**SET PROBLEM**
Retype the full set of records. Keep every character identical.

Start

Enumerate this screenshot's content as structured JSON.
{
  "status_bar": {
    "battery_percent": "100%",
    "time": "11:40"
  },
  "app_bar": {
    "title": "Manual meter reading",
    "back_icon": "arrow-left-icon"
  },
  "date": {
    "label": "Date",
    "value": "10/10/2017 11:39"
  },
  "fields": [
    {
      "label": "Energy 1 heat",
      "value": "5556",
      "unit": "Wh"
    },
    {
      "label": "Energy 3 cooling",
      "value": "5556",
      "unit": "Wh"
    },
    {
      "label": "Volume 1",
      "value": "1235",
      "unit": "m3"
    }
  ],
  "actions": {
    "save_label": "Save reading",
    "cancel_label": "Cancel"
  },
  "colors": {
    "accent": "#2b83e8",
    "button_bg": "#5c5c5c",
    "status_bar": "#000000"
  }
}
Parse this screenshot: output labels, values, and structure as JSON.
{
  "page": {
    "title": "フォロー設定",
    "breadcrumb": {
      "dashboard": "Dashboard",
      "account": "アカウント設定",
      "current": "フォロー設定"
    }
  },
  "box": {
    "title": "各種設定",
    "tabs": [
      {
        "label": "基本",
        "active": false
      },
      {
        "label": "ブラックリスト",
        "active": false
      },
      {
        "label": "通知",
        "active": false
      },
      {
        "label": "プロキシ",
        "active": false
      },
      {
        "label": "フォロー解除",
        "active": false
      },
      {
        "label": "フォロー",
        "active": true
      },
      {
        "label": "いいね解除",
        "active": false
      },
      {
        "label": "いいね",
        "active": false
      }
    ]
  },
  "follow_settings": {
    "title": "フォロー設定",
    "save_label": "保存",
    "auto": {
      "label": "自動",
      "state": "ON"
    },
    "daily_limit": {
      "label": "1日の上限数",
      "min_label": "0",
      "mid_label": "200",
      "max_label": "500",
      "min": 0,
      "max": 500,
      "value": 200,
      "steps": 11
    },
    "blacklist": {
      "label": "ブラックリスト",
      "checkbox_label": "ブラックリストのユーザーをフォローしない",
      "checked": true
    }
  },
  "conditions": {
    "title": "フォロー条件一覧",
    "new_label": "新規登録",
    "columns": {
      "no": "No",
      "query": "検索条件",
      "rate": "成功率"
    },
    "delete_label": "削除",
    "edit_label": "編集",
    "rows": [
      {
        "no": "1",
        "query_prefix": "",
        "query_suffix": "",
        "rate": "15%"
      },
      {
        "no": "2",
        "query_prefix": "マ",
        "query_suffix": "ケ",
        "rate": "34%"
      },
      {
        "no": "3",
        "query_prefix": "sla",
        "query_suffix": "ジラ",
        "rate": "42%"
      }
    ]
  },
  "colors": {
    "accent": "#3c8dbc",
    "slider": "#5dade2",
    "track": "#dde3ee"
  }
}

End

**EXPECTED OUTPUT**
Enumerate this screenshot's content as structured JSON.
{
  "status_bar": {
    "battery_percent": "100%",
    "time": "11:40"
  },
  "app_bar": {
    "title": "Manual meter reading",
    "back_icon": "arrow-left-icon"
  },
  "date": {
    "label": "Date",
    "value": "10/10/2017 11:39"
  },
  "fields": [
    {
      "label": "Energy 1 heat",
      "value": "5556",
      "unit": "Wh"
    },
    {
      "label": "Energy 3 cooling",
      "value": "5556",
      "unit": "Wh"
    },
    {
      "label": "Volume 1",
      "value": "1235",
      "unit": "m3"
    }
  ],
  "actions": {
    "save_label": "Save reading",
    "cancel_label": "Cancel"
  },
  "colors": {
    "accent": "#2b83e8",
    "button_bg": "#5c5c5c",
    "status_bar": "#000000"
  }
}
Parse this screenshot: output labels, values, and structure as JSON.
{
  "page": {
    "title": "フォロー設定",
    "breadcrumb": {
      "dashboard": "Dashboard",
      "account": "アカウント設定",
      "current": "フォロー設定"
    }
  },
  "box": {
    "title": "各種設定",
    "tabs": [
      {
        "label": "基本",
        "active": false
      },
      {
        "label": "ブラックリスト",
        "active": false
      },
      {
        "label": "通知",
        "active": false
      },
      {
        "label": "プロキシ",
        "active": false
      },
      {
        "label": "フォロー解除",
        "active": false
      },
      {
        "label": "フォロー",
        "active": true
      },
      {
        "label": "いいね解除",
        "active": false
      },
      {
        "label": "いいね",
        "active": false
      }
    ]
  },
  "follow_settings": {
    "title": "フォロー設定",
    "save_label": "保存",
    "auto": {
      "label": "自動",
      "state": "ON"
    },
    "daily_limit": {
      "label": "1日の上限数",
      "min_label": "0",
      "mid_label": "200",
      "max_label": "500",
      "min": 0,
      "max": 500,
      "value": 200,
      "steps": 11
    },
    "blacklist": {
      "label": "ブラックリスト",
      "checkbox_label": "ブラックリストのユーザーをフォローしない",
      "checked": true
    }
  },
  "conditions": {
    "title": "フォロー条件一覧",
    "new_label": "新規登録",
    "columns": {
      "no": "No",
      "query": "検索条件",
      "rate": "成功率"
    },
    "delete_label": "削除",
    "edit_label": "編集",
    "rows": [
      {
        "no": "1",
        "query_prefix": "",
        "query_suffix": "",
        "rate": "15%"
      },
      {
        "no": "2",
        "query_prefix": "マ",
        "query_suffix": "ケ",
        "rate": "34%"
      },
      {
        "no": "3",
        "query_prefix": "sla",
        "query_suffix": "ジラ",
        "rate": "42%"
      }
    ]
  },
  "colors": {
    "accent": "#3c8dbc",
    "slider": "#5dade2",
    "track": "#dde3ee"
  }
}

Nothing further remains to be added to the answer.